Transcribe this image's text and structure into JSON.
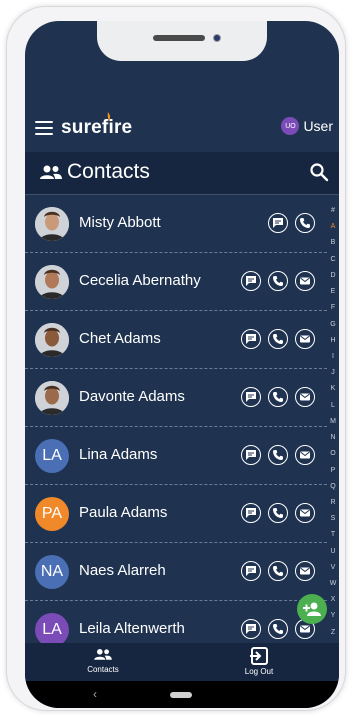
{
  "app": {
    "logo_text": "surefire",
    "user_initials": "UO",
    "user_label": "User",
    "colors": {
      "background": "#1f3350",
      "header": "#162640",
      "fab": "#4caf50",
      "user_avatar": "#7b4bb7"
    }
  },
  "header": {
    "title": "Contacts",
    "icon": "contacts-icon",
    "search_icon": "search-icon"
  },
  "contacts": [
    {
      "name": "Misty Abbott",
      "initials": "",
      "photo": true,
      "actions": [
        "message",
        "call"
      ]
    },
    {
      "name": "Cecelia Abernathy",
      "initials": "",
      "photo": true,
      "actions": [
        "message",
        "call",
        "email"
      ]
    },
    {
      "name": "Chet Adams",
      "initials": "",
      "photo": true,
      "actions": [
        "message",
        "call",
        "email"
      ]
    },
    {
      "name": "Davonte Adams",
      "initials": "",
      "photo": true,
      "actions": [
        "message",
        "call",
        "email"
      ]
    },
    {
      "name": "Lina Adams",
      "initials": "LA",
      "photo": false,
      "color": "#4a6fb5",
      "actions": [
        "message",
        "call",
        "email"
      ]
    },
    {
      "name": "Paula Adams",
      "initials": "PA",
      "photo": false,
      "color": "#f0892a",
      "actions": [
        "message",
        "call",
        "email"
      ]
    },
    {
      "name": "Naes Alarreh",
      "initials": "NA",
      "photo": false,
      "color": "#4a6fb5",
      "actions": [
        "message",
        "call",
        "email"
      ]
    },
    {
      "name": "Leila Altenwerth",
      "initials": "LA",
      "photo": false,
      "color": "#7b4bb7",
      "actions": [
        "message",
        "call",
        "email"
      ]
    }
  ],
  "alphabet": [
    "#",
    "A",
    "B",
    "C",
    "D",
    "E",
    "F",
    "G",
    "H",
    "I",
    "J",
    "K",
    "L",
    "M",
    "N",
    "O",
    "P",
    "Q",
    "R",
    "S",
    "T",
    "U",
    "V",
    "W",
    "X",
    "Y",
    "Z"
  ],
  "bottom_nav": [
    {
      "label": "Contacts",
      "icon": "contacts-icon"
    },
    {
      "label": "Log Out",
      "icon": "logout-icon"
    }
  ],
  "fab": {
    "icon": "add-contact-icon"
  }
}
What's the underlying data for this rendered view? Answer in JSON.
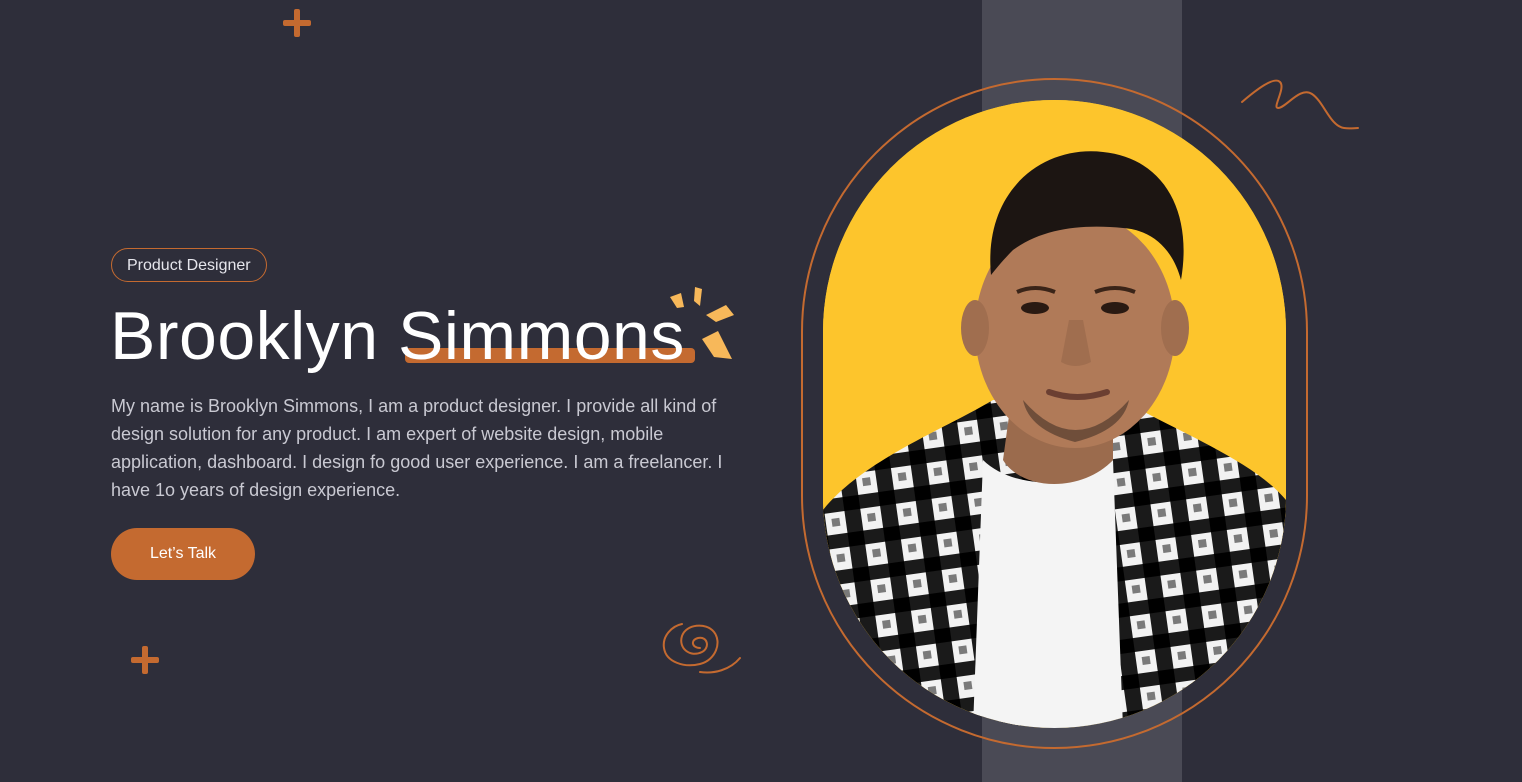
{
  "hero": {
    "badge": "Product Designer",
    "first_name": "Brooklyn",
    "last_name": "Simmons",
    "description": "My name is Brooklyn Simmons, I am a product designer. I provide all kind of design solution for any product. I am expert of website design, mobile application, dashboard. I design fo good user experience. I am a freelancer. I have 1o years of design experience.",
    "cta_label": "Let’s Talk"
  },
  "colors": {
    "background": "#2e2e3a",
    "accent": "#c46a30",
    "stripe": "#4a4a55",
    "portrait_bg": "#fdc52c",
    "spark": "#f7b85a"
  },
  "icons": {
    "top_plus": "plus-icon",
    "bottom_plus": "plus-icon",
    "sparkle": "sparkle-icon",
    "swirl": "swirl-doodle",
    "squiggle": "squiggle-doodle"
  }
}
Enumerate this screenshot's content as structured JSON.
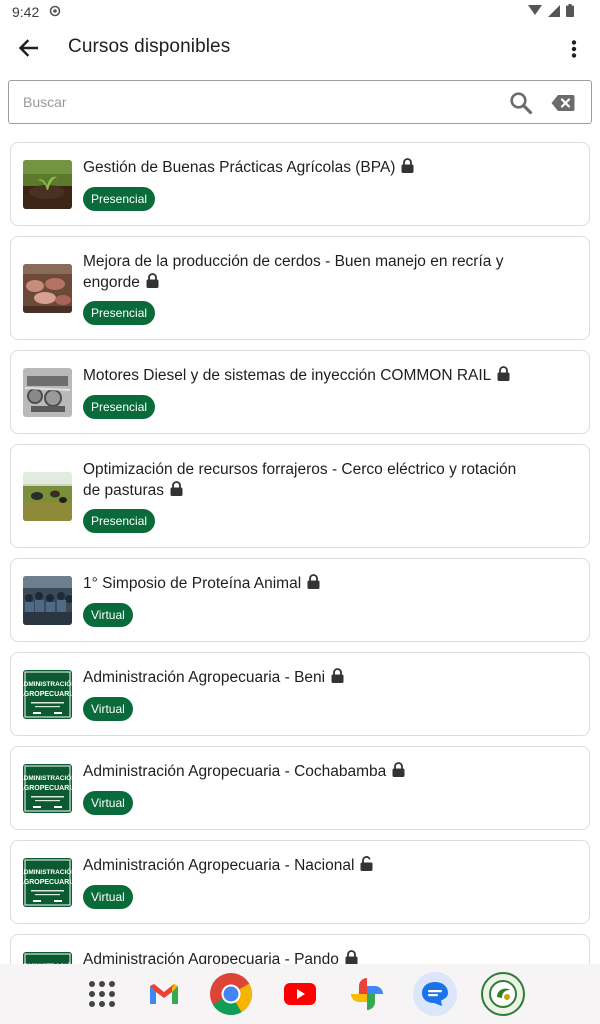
{
  "status_bar": {
    "time": "9:42"
  },
  "app_bar": {
    "title": "Cursos disponibles"
  },
  "search": {
    "placeholder": "Buscar",
    "value": ""
  },
  "courses": [
    {
      "title": "Gestión de Buenas Prácticas Agrícolas (BPA)",
      "modality": "Presencial",
      "locked": true,
      "thumb": "soil-seedling"
    },
    {
      "title": "Mejora de la producción de cerdos - Buen manejo en recría y engorde",
      "modality": "Presencial",
      "locked": true,
      "thumb": "pigs"
    },
    {
      "title": "Motores Diesel y de sistemas de inyección COMMON RAIL",
      "modality": "Presencial",
      "locked": true,
      "thumb": "engine"
    },
    {
      "title": "Optimización de recursos forrajeros - Cerco eléctrico y rotación de pasturas",
      "modality": "Presencial",
      "locked": true,
      "thumb": "pasture-cattle"
    },
    {
      "title": "1° Simposio de Proteína Animal",
      "modality": "Virtual",
      "locked": true,
      "thumb": "audience"
    },
    {
      "title": "Administración Agropecuaria - Beni",
      "modality": "Virtual",
      "locked": true,
      "thumb": "admin-agro"
    },
    {
      "title": "Administración Agropecuaria - Cochabamba",
      "modality": "Virtual",
      "locked": true,
      "thumb": "admin-agro"
    },
    {
      "title": "Administración Agropecuaria - Nacional",
      "modality": "Virtual",
      "locked": false,
      "thumb": "admin-agro"
    },
    {
      "title": "Administración Agropecuaria - Pando",
      "modality": "Virtual",
      "locked": true,
      "thumb": "admin-agro"
    }
  ],
  "thumb_text": {
    "line1": "ADMINISTRACIÓN",
    "line2": "AGROPECUARIA"
  },
  "dock": {
    "apps": [
      "app-drawer",
      "gmail",
      "chrome",
      "youtube",
      "photos",
      "messages",
      "course-app"
    ]
  },
  "colors": {
    "badge": "#0a6b3a",
    "card_border": "#dcdcdc",
    "dock_bg": "#f6f4f4"
  }
}
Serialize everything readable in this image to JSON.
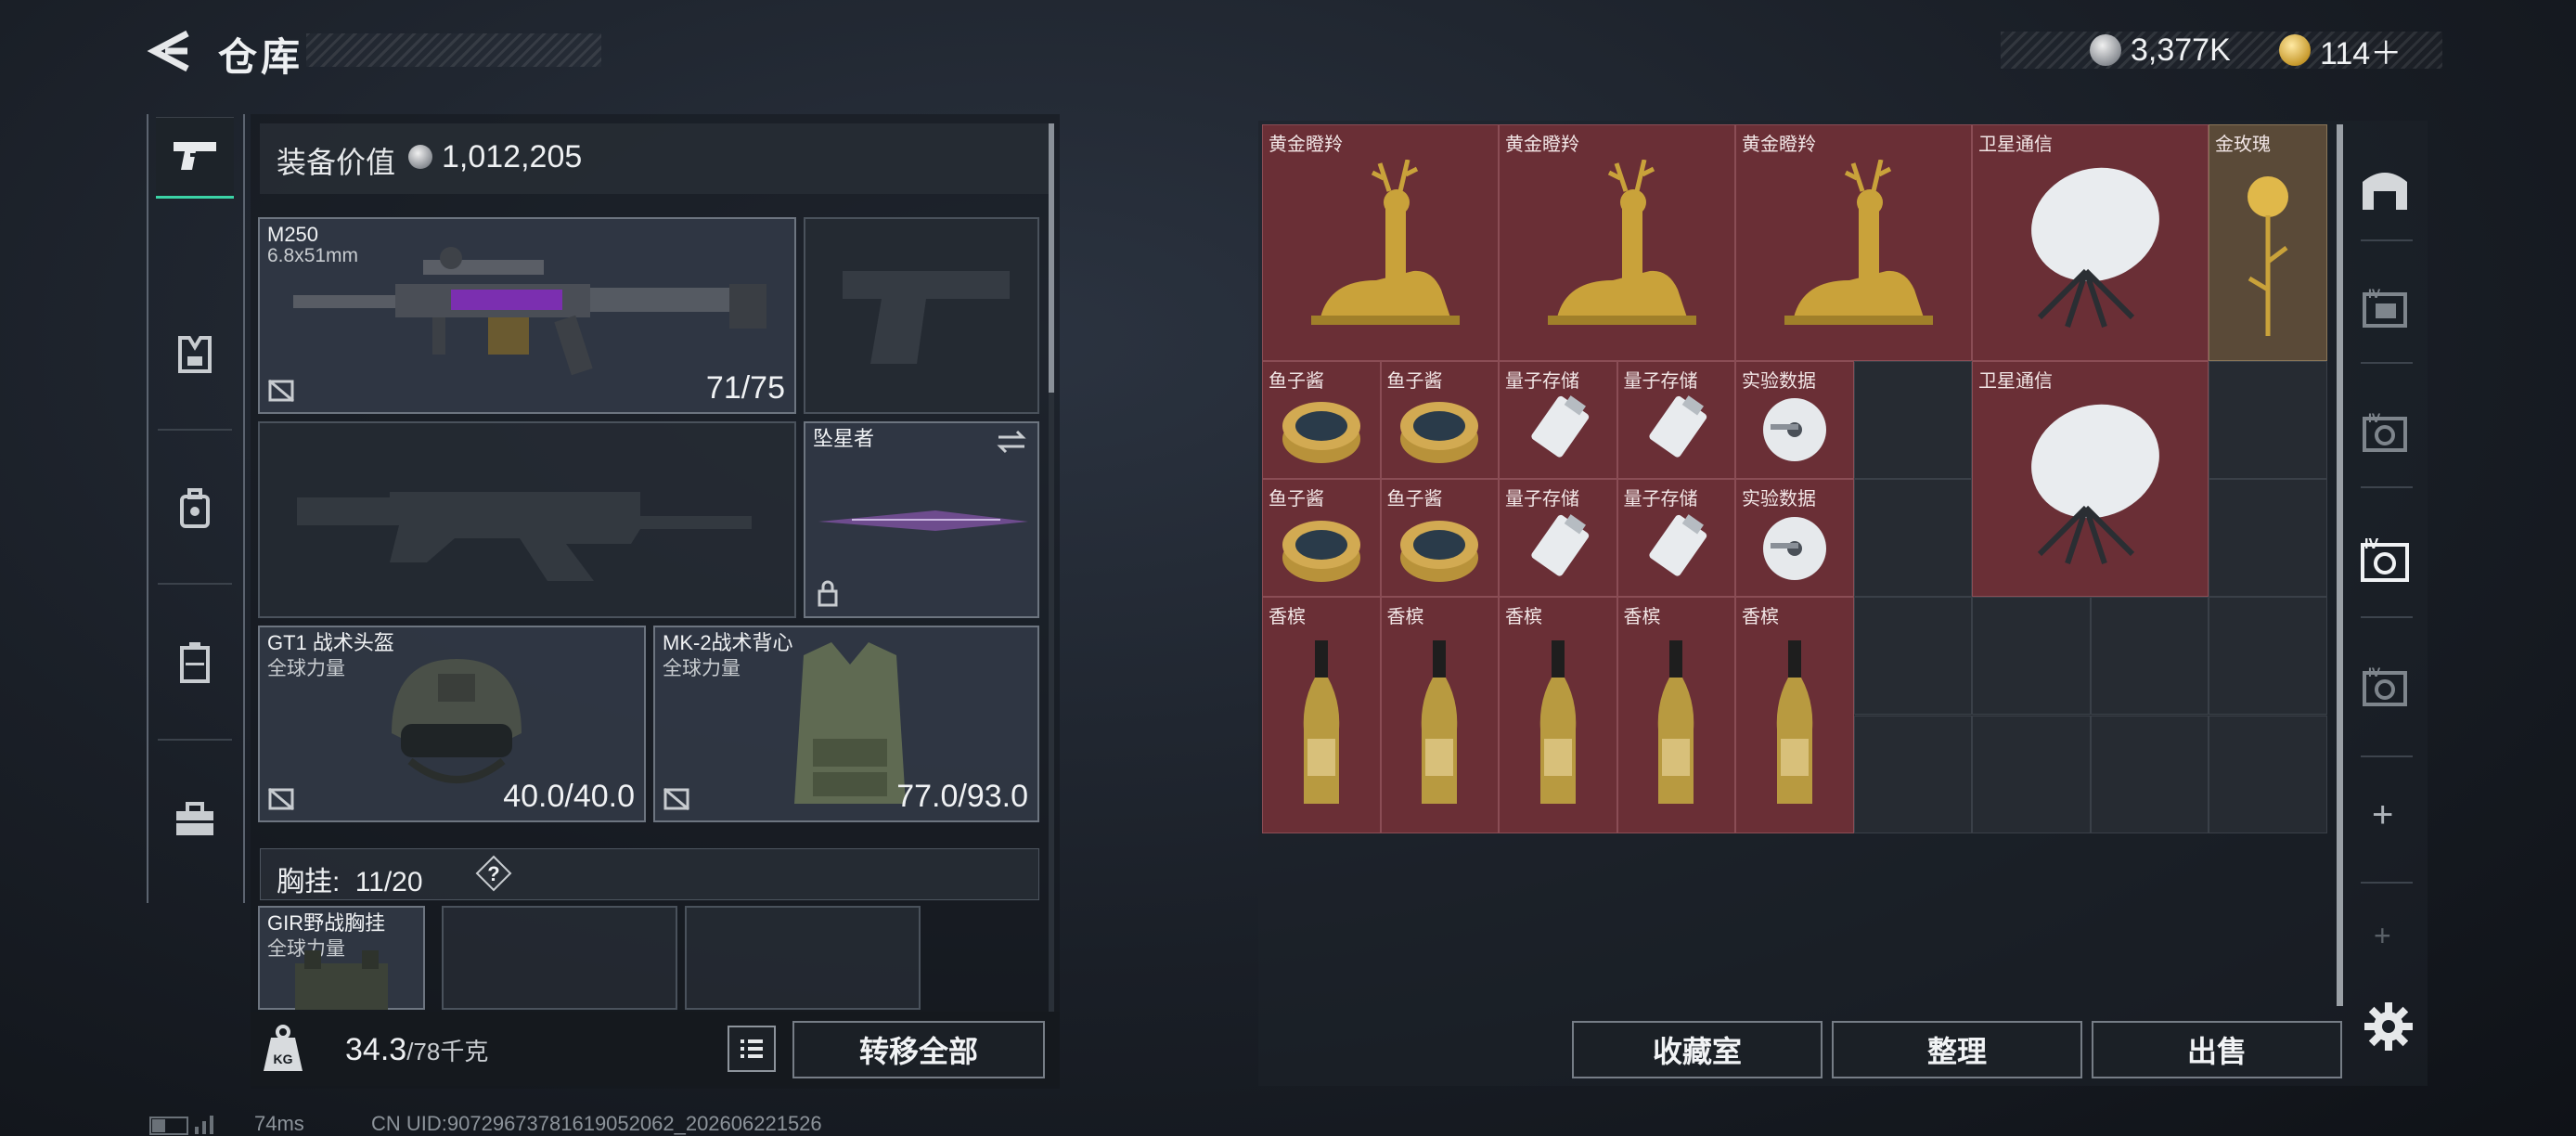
===============
AIM OF THE EXERCISE = Quote the records in full and exactly; skip any image.

COMPLETE RESPONSE =
Transcribe this image's text and structure into JSON.
{
  "app": {
    "logo_text": "surefire",
    "user_initials": "UO",
    "user_label": "User",
    "colors": {
      "background": "#1f3350",
      "header": "#162640",
      "fab": "#4caf50",
      "user_avatar": "#7b4bb7"
    }
  },
  "header": {
    "title": "Contacts",
    "icon": "contacts-icon",
    "search_icon": "search-icon"
  },
  "contacts": [
    {
      "name": "Misty Abbott",
      "initials": "",
      "photo": true,
      "actions": [
        "message",
        "call"
      ]
    },
    {
      "name": "Cecelia Abernathy",
      "initials": "",
      "photo": true,
      "actions": [
        "message",
        "call",
        "email"
      ]
    },
    {
      "name": "Chet Adams",
      "initials": "",
      "photo": true,
      "actions": [
        "message",
        "call",
        "email"
      ]
    },
    {
      "name": "Davonte Adams",
      "initials": "",
      "photo": true,
      "actions": [
        "message",
        "call",
        "email"
      ]
    },
    {
      "name": "Lina Adams",
      "initials": "LA",
      "photo": false,
      "color": "#4a6fb5",
      "actions": [
        "message",
        "call",
        "email"
      ]
    },
    {
      "name": "Paula Adams",
      "initials": "PA",
      "photo": false,
      "color": "#f0892a",
      "actions": [
        "message",
        "call",
        "email"
      ]
    },
    {
      "name": "Naes Alarreh",
      "initials": "NA",
      "photo": false,
      "color": "#4a6fb5",
      "actions": [
        "message",
        "call",
        "email"
      ]
    },
    {
      "name": "Leila Altenwerth",
      "initials": "LA",
      "photo": false,
      "color": "#7b4bb7",
      "actions": [
        "message",
        "call",
        "email"
      ]
    }
  ],
  "alphabet": [
    "#",
    "A",
    "B",
    "C",
    "D",
    "E",
    "F",
    "G",
    "H",
    "I",
    "J",
    "K",
    "L",
    "M",
    "N",
    "O",
    "P",
    "Q",
    "R",
    "S",
    "T",
    "U",
    "V",
    "W",
    "X",
    "Y",
    "Z"
  ],
  "bottom_nav": [
    {
      "label": "Contacts",
      "icon": "contacts-icon"
    },
    {
      "label": "Log Out",
      "icon": "logout-icon"
    }
  ],
  "fab": {
    "icon": "add-contact-icon"
  }
}
What's the underlying data for this rendered view? Answer in JSON.
{
  "hero": {
    "badge": "Product Designer",
    "first_name": "Brooklyn",
    "last_name": "Simmons",
    "description": "My name is Brooklyn Simmons, I am a product designer. I provide all kind of design solution for any product. I am expert of website design, mobile application, dashboard. I design fo good user experience. I am a freelancer. I have 1o years of design experience.",
    "cta_label": "Let’s Talk"
  },
  "colors": {
    "background": "#2e2e3a",
    "accent": "#c46a30",
    "stripe": "#4a4a55",
    "portrait_bg": "#fdc52c",
    "spark": "#f7b85a"
  },
  "icons": {
    "top_plus": "plus-icon",
    "bottom_plus": "plus-icon",
    "sparkle": "sparkle-icon",
    "swirl": "swirl-doodle",
    "squiggle": "squiggle-doodle"
  }
}
Enumerate this screenshot's content as structured JSON.
{
  "status_bar": {
    "time": "9:42"
  },
  "app_bar": {
    "title": "Cursos disponibles"
  },
  "search": {
    "placeholder": "Buscar",
    "value": ""
  },
  "courses": [
    {
      "title": "Gestión de Buenas Prácticas Agrícolas (BPA)",
      "modality": "Presencial",
      "locked": true,
      "thumb": "soil-seedling"
    },
    {
      "title": "Mejora de la producción de cerdos - Buen manejo en recría y engorde",
      "modality": "Presencial",
      "locked": true,
      "thumb": "pigs"
    },
    {
      "title": "Motores Diesel y de sistemas de inyección COMMON RAIL",
      "modality": "Presencial",
      "locked": true,
      "thumb": "engine"
    },
    {
      "title": "Optimización de recursos forrajeros - Cerco eléctrico y rotación de pasturas",
      "modality": "Presencial",
      "locked": true,
      "thumb": "pasture-cattle"
    },
    {
      "title": "1° Simposio de Proteína Animal",
      "modality": "Virtual",
      "locked": true,
      "thumb": "audience"
    },
    {
      "title": "Administración Agropecuaria - Beni",
      "modality": "Virtual",
      "locked": true,
      "thumb": "admin-agro"
    },
    {
      "title": "Administración Agropecuaria - Cochabamba",
      "modality": "Virtual",
      "locked": true,
      "thumb": "admin-agro"
    },
    {
      "title": "Administración Agropecuaria - Nacional",
      "modality": "Virtual",
      "locked": false,
      "thumb": "admin-agro"
    },
    {
      "title": "Administración Agropecuaria - Pando",
      "modality": "Virtual",
      "locked": true,
      "thumb": "admin-agro"
    }
  ],
  "thumb_text": {
    "line1": "ADMINISTRACIÓN",
    "line2": "AGROPECUARIA"
  },
  "dock": {
    "apps": [
      "app-drawer",
      "gmail",
      "chrome",
      "youtube",
      "photos",
      "messages",
      "course-app"
    ]
  },
  "colors": {
    "badge": "#0a6b3a",
    "card_border": "#dcdcdc",
    "dock_bg": "#f6f4f4"
  }
}
Serialize everything readable in this image to JSON.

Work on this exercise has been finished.